Extract to read:
════

2026 All Thailand Golf Tour season
- Duration: 12 February 2026 – 22 November 2025
- Number of official events: 11

= 2026 All Thailand Golf Tour =

Golf tour season

The 2026 All Thailand Golf Tour will be the 28th season of the All Thailand Golf Tour (formerly the TPC Tour), one of the main professional golf tours in Thailand since it was formed in 1999.

==Schedule==
The following table lists official events during the 2026 season.

════

Problem 1: In the tour article, what was the All Thailand Golf Tour formerly called?
Problem 2: Do these statements agree with the tour article? Answer yes or no for each, quoting the words that decide it. (a) The 2026 season will be the tour's 28th season. (b) The tour was formed in 2001. (c) The 2026 season has 11 official events.
Problem 3: Duplicate the part of the tour article that begins at the words "The 2026 All" and stops after "formed in 1999.".
Rely only on the tour article.

════

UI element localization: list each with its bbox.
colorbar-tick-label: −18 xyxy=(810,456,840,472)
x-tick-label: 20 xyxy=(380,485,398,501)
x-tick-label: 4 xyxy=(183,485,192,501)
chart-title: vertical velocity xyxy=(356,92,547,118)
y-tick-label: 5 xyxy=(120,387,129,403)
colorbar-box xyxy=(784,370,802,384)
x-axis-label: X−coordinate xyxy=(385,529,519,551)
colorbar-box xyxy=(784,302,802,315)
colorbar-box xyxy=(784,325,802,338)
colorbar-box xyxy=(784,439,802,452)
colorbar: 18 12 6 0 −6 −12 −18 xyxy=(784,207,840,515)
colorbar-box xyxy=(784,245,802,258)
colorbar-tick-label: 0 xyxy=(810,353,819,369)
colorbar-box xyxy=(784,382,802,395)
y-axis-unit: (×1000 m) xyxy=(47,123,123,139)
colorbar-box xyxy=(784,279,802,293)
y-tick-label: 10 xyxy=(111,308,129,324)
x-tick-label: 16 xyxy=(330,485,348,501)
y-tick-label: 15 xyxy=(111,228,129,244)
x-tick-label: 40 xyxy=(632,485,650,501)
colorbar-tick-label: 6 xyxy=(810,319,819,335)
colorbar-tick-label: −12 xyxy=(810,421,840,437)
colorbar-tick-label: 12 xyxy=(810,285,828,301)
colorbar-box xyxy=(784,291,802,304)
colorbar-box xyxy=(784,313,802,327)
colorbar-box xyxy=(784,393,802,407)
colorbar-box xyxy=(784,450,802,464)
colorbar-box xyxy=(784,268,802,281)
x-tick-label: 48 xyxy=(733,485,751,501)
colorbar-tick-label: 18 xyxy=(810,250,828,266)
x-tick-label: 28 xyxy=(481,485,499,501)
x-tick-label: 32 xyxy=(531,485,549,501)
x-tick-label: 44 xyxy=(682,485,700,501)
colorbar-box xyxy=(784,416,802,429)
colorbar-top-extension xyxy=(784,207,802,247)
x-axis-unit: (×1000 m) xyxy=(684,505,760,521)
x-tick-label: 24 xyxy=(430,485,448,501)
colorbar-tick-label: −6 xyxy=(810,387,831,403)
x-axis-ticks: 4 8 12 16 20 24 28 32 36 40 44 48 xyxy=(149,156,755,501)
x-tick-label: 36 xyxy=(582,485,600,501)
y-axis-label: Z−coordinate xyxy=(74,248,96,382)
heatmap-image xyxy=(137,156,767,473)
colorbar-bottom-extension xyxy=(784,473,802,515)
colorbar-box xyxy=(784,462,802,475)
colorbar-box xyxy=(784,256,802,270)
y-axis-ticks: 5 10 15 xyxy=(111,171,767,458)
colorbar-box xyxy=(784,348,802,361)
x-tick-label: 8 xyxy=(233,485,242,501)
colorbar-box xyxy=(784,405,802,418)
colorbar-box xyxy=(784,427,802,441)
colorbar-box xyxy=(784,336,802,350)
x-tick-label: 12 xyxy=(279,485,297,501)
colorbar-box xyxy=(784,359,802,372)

════

Task response 1: The TPC Tour.

Task response 2:
(a) Yes: "will be the 28th season of the All Thailand Golf Tour"
(b) No: "since it was formed in 1999"
(c) Yes: "Number of official events: 11"

Task response 3:
The 2026 All Thailand Golf Tour will be the 28th season of the All Thailand Golf Tour (formerly the TPC Tour), one of the main professional golf tours in Thailand since it was formed in 1999.